(Region and label listings)
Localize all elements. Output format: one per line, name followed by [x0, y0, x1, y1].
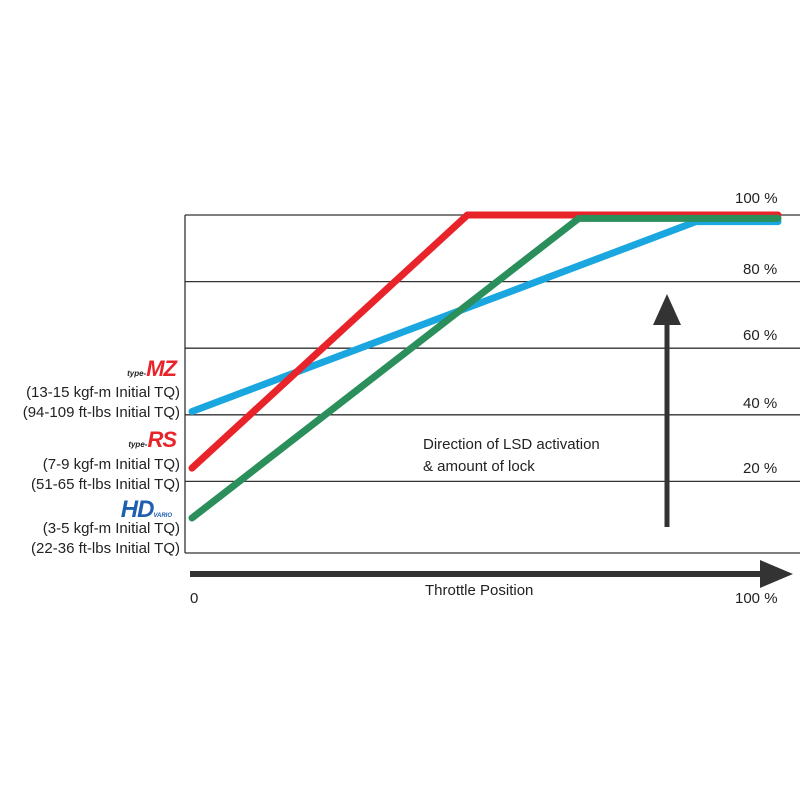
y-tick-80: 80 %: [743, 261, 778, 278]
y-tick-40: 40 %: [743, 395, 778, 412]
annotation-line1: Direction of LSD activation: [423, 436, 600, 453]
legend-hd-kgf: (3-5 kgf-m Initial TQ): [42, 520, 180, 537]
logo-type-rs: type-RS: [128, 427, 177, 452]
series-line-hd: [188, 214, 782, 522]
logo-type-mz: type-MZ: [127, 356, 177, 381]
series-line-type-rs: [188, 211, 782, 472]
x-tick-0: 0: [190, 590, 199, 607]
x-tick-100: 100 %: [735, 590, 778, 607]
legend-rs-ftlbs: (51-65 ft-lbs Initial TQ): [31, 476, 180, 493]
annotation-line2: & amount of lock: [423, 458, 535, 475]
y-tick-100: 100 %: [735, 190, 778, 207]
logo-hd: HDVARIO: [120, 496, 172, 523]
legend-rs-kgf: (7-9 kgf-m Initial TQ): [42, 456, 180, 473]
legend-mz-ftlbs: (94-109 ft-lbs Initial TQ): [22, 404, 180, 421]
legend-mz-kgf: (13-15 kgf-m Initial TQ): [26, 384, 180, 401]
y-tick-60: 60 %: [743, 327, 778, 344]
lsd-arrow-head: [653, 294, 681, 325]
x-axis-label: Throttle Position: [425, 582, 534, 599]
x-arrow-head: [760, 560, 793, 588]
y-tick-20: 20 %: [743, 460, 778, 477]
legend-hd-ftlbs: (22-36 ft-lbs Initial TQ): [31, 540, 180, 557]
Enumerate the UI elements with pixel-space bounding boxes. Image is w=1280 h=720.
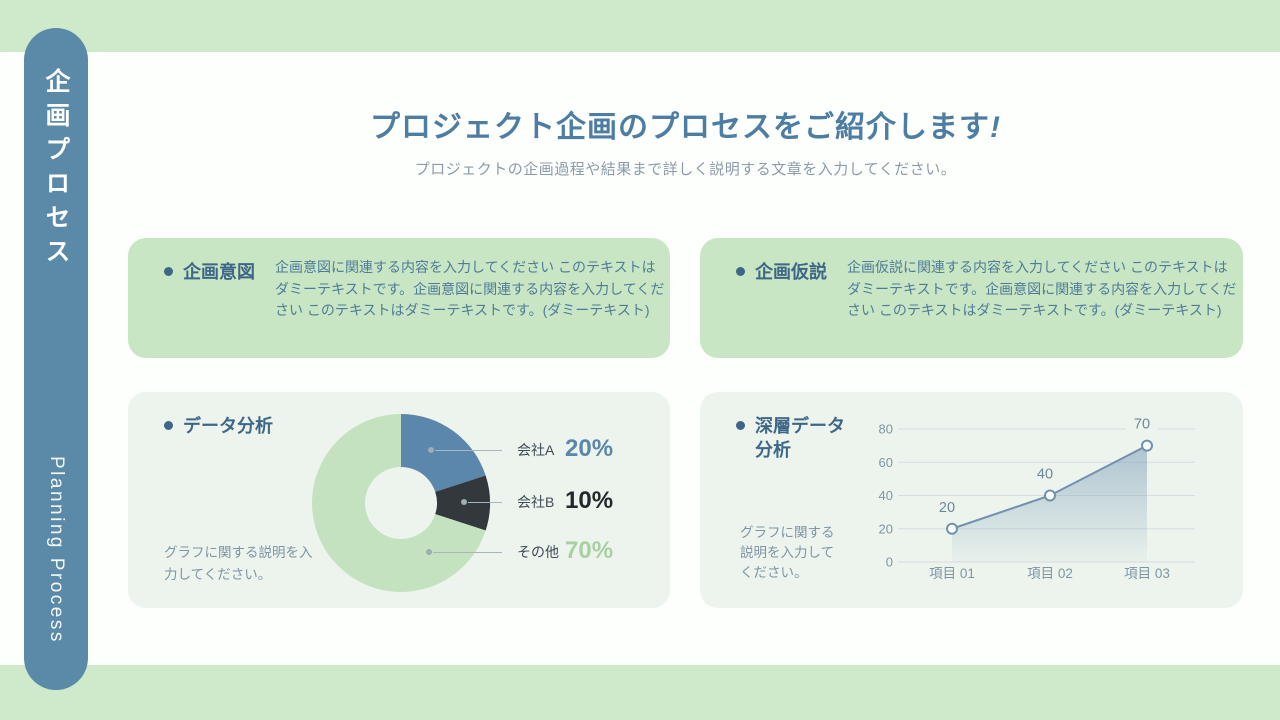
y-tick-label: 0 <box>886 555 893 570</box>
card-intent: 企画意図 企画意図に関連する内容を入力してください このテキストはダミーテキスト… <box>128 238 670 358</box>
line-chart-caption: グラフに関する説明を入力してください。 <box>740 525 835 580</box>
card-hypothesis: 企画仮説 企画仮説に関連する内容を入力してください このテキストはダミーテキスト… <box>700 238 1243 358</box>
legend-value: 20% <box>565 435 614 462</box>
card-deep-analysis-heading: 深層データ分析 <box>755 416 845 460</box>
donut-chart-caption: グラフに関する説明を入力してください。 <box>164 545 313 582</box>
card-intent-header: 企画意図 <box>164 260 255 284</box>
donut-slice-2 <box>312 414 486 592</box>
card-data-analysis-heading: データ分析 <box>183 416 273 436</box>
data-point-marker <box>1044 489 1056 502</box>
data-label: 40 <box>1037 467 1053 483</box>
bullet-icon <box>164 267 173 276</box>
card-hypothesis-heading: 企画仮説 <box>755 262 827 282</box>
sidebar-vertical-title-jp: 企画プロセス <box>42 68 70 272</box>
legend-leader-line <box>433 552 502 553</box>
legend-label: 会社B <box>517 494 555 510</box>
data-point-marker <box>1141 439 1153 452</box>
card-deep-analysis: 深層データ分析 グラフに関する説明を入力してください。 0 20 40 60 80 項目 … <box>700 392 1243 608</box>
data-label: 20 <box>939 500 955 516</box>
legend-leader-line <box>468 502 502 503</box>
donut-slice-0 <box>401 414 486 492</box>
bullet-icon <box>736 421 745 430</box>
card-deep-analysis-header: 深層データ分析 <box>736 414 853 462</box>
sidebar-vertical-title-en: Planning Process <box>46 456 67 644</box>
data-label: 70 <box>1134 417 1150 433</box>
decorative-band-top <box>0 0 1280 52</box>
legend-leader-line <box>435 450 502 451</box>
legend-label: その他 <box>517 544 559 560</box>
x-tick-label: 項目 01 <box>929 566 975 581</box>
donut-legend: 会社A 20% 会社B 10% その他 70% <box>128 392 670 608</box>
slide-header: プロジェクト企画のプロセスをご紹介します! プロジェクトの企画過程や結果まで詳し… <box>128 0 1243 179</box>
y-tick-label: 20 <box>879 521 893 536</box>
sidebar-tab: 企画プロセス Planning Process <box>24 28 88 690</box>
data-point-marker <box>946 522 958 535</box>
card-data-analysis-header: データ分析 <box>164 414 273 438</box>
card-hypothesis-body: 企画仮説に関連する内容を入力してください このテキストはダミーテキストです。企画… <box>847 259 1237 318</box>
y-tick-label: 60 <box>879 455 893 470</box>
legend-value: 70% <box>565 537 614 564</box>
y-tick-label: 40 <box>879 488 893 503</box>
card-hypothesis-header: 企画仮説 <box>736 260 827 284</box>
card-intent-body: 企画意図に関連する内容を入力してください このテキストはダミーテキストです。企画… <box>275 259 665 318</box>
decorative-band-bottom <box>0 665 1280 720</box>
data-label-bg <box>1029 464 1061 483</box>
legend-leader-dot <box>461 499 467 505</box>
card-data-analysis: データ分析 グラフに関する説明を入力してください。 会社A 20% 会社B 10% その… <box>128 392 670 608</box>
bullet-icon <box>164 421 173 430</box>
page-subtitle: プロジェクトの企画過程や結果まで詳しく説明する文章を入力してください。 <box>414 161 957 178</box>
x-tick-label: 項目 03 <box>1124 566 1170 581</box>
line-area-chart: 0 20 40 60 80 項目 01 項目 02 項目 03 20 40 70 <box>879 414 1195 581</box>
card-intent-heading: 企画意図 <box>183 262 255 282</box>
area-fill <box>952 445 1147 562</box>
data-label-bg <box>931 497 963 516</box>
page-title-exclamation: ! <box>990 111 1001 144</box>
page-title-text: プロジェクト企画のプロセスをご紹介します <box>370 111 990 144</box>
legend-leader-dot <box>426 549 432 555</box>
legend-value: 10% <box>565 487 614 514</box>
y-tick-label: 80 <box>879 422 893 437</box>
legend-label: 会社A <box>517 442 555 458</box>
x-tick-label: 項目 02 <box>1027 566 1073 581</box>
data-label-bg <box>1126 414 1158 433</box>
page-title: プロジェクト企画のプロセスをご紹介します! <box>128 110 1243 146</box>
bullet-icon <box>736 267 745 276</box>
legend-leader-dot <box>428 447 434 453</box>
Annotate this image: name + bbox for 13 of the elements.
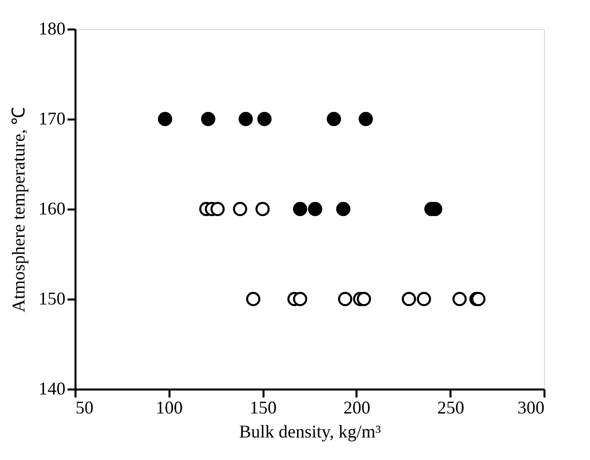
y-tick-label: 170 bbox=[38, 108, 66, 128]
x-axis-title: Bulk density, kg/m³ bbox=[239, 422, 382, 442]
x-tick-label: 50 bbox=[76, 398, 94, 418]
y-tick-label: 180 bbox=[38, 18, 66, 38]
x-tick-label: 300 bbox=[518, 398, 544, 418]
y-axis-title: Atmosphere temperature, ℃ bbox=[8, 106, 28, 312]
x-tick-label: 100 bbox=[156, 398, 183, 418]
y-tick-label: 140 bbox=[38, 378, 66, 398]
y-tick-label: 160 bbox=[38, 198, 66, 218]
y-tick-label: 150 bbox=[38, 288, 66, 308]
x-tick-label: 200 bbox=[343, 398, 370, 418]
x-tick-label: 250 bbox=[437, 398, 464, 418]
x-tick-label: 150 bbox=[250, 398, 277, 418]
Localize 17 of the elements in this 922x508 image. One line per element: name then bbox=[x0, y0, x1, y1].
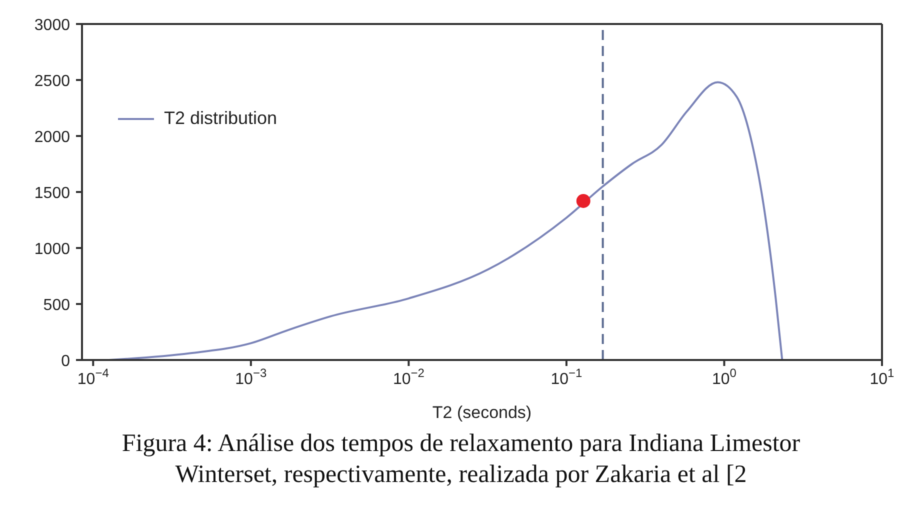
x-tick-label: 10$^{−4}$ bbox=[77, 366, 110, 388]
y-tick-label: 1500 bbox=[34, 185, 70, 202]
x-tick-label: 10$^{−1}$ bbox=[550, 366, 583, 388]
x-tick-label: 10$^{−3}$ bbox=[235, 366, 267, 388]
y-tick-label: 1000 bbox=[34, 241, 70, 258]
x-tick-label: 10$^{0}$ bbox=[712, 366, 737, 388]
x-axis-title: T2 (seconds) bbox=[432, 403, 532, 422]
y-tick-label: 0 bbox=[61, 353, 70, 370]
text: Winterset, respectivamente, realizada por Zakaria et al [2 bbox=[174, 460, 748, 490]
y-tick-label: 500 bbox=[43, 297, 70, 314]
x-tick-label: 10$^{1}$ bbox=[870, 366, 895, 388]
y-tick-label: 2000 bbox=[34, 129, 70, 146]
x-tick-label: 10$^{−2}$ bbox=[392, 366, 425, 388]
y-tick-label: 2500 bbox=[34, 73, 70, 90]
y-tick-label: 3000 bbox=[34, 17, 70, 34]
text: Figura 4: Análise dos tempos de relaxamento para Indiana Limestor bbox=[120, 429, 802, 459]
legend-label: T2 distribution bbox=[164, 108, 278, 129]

*Exercise requirements:* Rewrite the data from the line with "366, 110, 388]" to the line with "y-tick-label: 0 bbox=[61, 353, 70, 370]", replacing "seconds" with "sec".

*Response to this task:*
x-tick-label: 10$^{−4}$ bbox=[77, 366, 110, 388]
y-tick-label: 1500 bbox=[34, 185, 70, 202]
x-tick-label: 10$^{−1}$ bbox=[550, 366, 583, 388]
x-tick-label: 10$^{−3}$ bbox=[235, 366, 267, 388]
y-tick-label: 1000 bbox=[34, 241, 70, 258]
x-tick-label: 10$^{0}$ bbox=[712, 366, 737, 388]
x-axis-title: T2 (sec) bbox=[432, 403, 532, 422]
y-tick-label: 0 bbox=[61, 353, 70, 370]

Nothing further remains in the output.